### What the task requires
Copy out the rows below, changing each occurrence of "pet-name" to "pet-label" and leaving everything else unchanged.

### Data shown
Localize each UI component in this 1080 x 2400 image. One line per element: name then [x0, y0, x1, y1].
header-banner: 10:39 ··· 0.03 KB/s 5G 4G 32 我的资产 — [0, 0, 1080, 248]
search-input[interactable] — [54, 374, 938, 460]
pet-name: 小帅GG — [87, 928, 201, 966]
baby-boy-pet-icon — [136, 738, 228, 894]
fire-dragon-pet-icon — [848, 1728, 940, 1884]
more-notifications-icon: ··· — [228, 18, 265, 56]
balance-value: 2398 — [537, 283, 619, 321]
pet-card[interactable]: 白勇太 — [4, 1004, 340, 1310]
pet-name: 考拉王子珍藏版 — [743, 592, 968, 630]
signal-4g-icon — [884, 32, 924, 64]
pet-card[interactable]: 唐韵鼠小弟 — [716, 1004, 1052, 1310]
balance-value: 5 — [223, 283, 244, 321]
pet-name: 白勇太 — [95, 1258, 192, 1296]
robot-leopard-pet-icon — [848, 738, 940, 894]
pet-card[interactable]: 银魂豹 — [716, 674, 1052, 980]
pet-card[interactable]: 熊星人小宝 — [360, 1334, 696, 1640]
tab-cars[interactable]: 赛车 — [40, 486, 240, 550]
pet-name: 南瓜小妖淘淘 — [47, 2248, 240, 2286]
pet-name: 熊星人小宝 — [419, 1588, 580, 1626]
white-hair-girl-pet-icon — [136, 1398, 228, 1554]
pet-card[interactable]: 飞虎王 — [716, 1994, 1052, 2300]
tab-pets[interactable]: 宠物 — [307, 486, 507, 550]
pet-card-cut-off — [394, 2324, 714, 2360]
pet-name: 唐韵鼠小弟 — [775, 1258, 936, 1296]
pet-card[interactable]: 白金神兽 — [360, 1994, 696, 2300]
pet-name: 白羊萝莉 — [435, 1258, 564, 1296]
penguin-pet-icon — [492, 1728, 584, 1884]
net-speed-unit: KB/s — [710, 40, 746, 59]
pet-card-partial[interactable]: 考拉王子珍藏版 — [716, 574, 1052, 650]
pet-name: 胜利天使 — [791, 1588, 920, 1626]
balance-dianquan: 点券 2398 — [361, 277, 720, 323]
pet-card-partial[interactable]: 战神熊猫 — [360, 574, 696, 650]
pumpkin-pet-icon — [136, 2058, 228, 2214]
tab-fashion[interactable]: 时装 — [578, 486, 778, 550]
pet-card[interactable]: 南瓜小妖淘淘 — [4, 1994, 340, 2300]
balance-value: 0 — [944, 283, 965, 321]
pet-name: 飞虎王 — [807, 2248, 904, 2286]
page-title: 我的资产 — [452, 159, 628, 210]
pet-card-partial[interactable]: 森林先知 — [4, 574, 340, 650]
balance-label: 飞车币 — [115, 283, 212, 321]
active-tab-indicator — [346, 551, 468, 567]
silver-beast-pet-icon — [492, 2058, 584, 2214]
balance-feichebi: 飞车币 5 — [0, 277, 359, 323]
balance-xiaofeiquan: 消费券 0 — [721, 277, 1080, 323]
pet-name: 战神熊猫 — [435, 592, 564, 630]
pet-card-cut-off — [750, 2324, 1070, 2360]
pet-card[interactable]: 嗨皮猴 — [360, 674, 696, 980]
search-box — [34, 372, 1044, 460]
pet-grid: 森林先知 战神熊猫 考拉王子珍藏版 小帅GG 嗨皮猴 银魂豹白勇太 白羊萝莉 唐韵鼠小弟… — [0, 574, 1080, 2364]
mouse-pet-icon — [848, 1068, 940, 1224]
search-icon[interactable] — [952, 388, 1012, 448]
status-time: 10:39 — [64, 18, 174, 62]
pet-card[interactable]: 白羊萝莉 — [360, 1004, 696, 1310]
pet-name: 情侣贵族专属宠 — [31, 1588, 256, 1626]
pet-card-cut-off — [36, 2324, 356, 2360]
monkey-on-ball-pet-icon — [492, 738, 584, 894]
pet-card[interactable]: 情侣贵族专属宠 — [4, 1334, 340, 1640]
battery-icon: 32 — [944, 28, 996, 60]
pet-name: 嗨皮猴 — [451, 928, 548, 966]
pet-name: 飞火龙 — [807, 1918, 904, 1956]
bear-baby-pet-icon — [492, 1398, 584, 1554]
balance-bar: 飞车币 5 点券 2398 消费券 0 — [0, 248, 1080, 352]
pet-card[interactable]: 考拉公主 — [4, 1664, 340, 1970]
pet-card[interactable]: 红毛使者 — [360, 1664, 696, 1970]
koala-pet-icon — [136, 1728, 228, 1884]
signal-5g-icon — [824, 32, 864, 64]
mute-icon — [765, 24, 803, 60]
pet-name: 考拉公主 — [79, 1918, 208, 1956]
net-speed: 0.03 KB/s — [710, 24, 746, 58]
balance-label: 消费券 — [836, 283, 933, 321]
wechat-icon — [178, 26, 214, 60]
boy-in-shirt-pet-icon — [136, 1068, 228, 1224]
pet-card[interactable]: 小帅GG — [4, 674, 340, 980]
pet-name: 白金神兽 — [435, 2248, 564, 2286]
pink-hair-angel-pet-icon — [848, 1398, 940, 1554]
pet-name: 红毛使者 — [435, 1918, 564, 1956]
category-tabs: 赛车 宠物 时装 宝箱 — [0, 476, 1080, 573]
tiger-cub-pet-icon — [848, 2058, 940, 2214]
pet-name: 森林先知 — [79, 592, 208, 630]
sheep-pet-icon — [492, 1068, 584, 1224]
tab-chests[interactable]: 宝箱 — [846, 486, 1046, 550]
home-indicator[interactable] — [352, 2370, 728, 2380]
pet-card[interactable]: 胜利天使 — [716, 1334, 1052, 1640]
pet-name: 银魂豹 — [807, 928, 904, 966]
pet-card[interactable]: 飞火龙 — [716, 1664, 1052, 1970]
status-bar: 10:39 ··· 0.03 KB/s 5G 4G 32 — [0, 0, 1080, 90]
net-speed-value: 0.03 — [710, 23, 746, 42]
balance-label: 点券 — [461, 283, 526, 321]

### Answer for this exercise
Localize each UI component in this 1080 x 2400 image. One line per element: name then [x0, y0, x1, y1].
header-banner: 10:39 ··· 0.03 KB/s 5G 4G 32 我的资产 — [0, 0, 1080, 248]
search-input[interactable] — [54, 374, 938, 460]
pet-label: 小帅GG — [87, 928, 201, 966]
baby-boy-pet-icon — [136, 738, 228, 894]
fire-dragon-pet-icon — [848, 1728, 940, 1884]
more-notifications-icon: ··· — [228, 18, 265, 56]
balance-value: 2398 — [537, 283, 619, 321]
pet-card[interactable]: 白勇太 — [4, 1004, 340, 1310]
pet-label: 考拉王子珍藏版 — [743, 592, 968, 630]
signal-4g-icon — [884, 32, 924, 64]
pet-card[interactable]: 唐韵鼠小弟 — [716, 1004, 1052, 1310]
balance-value: 5 — [223, 283, 244, 321]
pet-label: 白勇太 — [95, 1258, 192, 1296]
robot-leopard-pet-icon — [848, 738, 940, 894]
pet-card[interactable]: 银魂豹 — [716, 674, 1052, 980]
pet-card[interactable]: 熊星人小宝 — [360, 1334, 696, 1640]
tab-cars[interactable]: 赛车 — [40, 486, 240, 550]
pet-label: 南瓜小妖淘淘 — [47, 2248, 240, 2286]
pet-label: 熊星人小宝 — [419, 1588, 580, 1626]
white-hair-girl-pet-icon — [136, 1398, 228, 1554]
pet-card[interactable]: 飞虎王 — [716, 1994, 1052, 2300]
tab-pets[interactable]: 宠物 — [307, 486, 507, 550]
pet-card-cut-off — [394, 2324, 714, 2360]
pet-label: 唐韵鼠小弟 — [775, 1258, 936, 1296]
pet-card[interactable]: 白金神兽 — [360, 1994, 696, 2300]
pet-label: 白羊萝莉 — [435, 1258, 564, 1296]
penguin-pet-icon — [492, 1728, 584, 1884]
net-speed-unit: KB/s — [710, 40, 746, 59]
pet-card-partial[interactable]: 考拉王子珍藏版 — [716, 574, 1052, 650]
pet-label: 胜利天使 — [791, 1588, 920, 1626]
balance-dianquan: 点券 2398 — [361, 277, 720, 323]
pet-card-partial[interactable]: 战神熊猫 — [360, 574, 696, 650]
pumpkin-pet-icon — [136, 2058, 228, 2214]
tab-fashion[interactable]: 时装 — [578, 486, 778, 550]
pet-card[interactable]: 南瓜小妖淘淘 — [4, 1994, 340, 2300]
balance-value: 0 — [944, 283, 965, 321]
pet-label: 飞虎王 — [807, 2248, 904, 2286]
page-title: 我的资产 — [452, 159, 628, 210]
pet-card-partial[interactable]: 森林先知 — [4, 574, 340, 650]
balance-label: 飞车币 — [115, 283, 212, 321]
active-tab-indicator — [346, 551, 468, 567]
silver-beast-pet-icon — [492, 2058, 584, 2214]
balance-feichebi: 飞车币 5 — [0, 277, 359, 323]
balance-xiaofeiquan: 消费券 0 — [721, 277, 1080, 323]
pet-label: 战神熊猫 — [435, 592, 564, 630]
pet-card-cut-off — [750, 2324, 1070, 2360]
pet-card[interactable]: 嗨皮猴 — [360, 674, 696, 980]
search-box — [34, 372, 1044, 460]
pet-grid: 森林先知 战神熊猫 考拉王子珍藏版 小帅GG 嗨皮猴 银魂豹白勇太 白羊萝莉 唐韵鼠小弟… — [0, 574, 1080, 2364]
mouse-pet-icon — [848, 1068, 940, 1224]
search-icon[interactable] — [952, 388, 1012, 448]
status-time: 10:39 — [64, 18, 174, 62]
pet-card[interactable]: 白羊萝莉 — [360, 1004, 696, 1310]
pet-label: 情侣贵族专属宠 — [31, 1588, 256, 1626]
pet-card-cut-off — [36, 2324, 356, 2360]
monkey-on-ball-pet-icon — [492, 738, 584, 894]
pet-card[interactable]: 情侣贵族专属宠 — [4, 1334, 340, 1640]
battery-icon: 32 — [944, 28, 996, 60]
pet-label: 嗨皮猴 — [451, 928, 548, 966]
pet-label: 飞火龙 — [807, 1918, 904, 1956]
bear-baby-pet-icon — [492, 1398, 584, 1554]
balance-bar: 飞车币 5 点券 2398 消费券 0 — [0, 248, 1080, 352]
pet-card[interactable]: 考拉公主 — [4, 1664, 340, 1970]
pet-card[interactable]: 红毛使者 — [360, 1664, 696, 1970]
koala-pet-icon — [136, 1728, 228, 1884]
signal-5g-icon — [824, 32, 864, 64]
mute-icon — [765, 24, 803, 60]
pet-label: 考拉公主 — [79, 1918, 208, 1956]
net-speed: 0.03 KB/s — [710, 24, 746, 58]
balance-label: 消费券 — [836, 283, 933, 321]
wechat-icon — [178, 26, 214, 60]
boy-in-shirt-pet-icon — [136, 1068, 228, 1224]
pet-card[interactable]: 小帅GG — [4, 674, 340, 980]
pet-label: 白金神兽 — [435, 2248, 564, 2286]
pink-hair-angel-pet-icon — [848, 1398, 940, 1554]
pet-label: 红毛使者 — [435, 1918, 564, 1956]
category-tabs: 赛车 宠物 时装 宝箱 — [0, 476, 1080, 573]
tiger-cub-pet-icon — [848, 2058, 940, 2214]
pet-label: 森林先知 — [79, 592, 208, 630]
sheep-pet-icon — [492, 1068, 584, 1224]
tab-chests[interactable]: 宝箱 — [846, 486, 1046, 550]
home-indicator[interactable] — [352, 2370, 728, 2380]
pet-card[interactable]: 胜利天使 — [716, 1334, 1052, 1640]
pet-label: 银魂豹 — [807, 928, 904, 966]
pet-card[interactable]: 飞火龙 — [716, 1664, 1052, 1970]
status-bar: 10:39 ··· 0.03 KB/s 5G 4G 32 — [0, 0, 1080, 90]
net-speed-value: 0.03 — [710, 23, 746, 42]
balance-label: 点券 — [461, 283, 526, 321]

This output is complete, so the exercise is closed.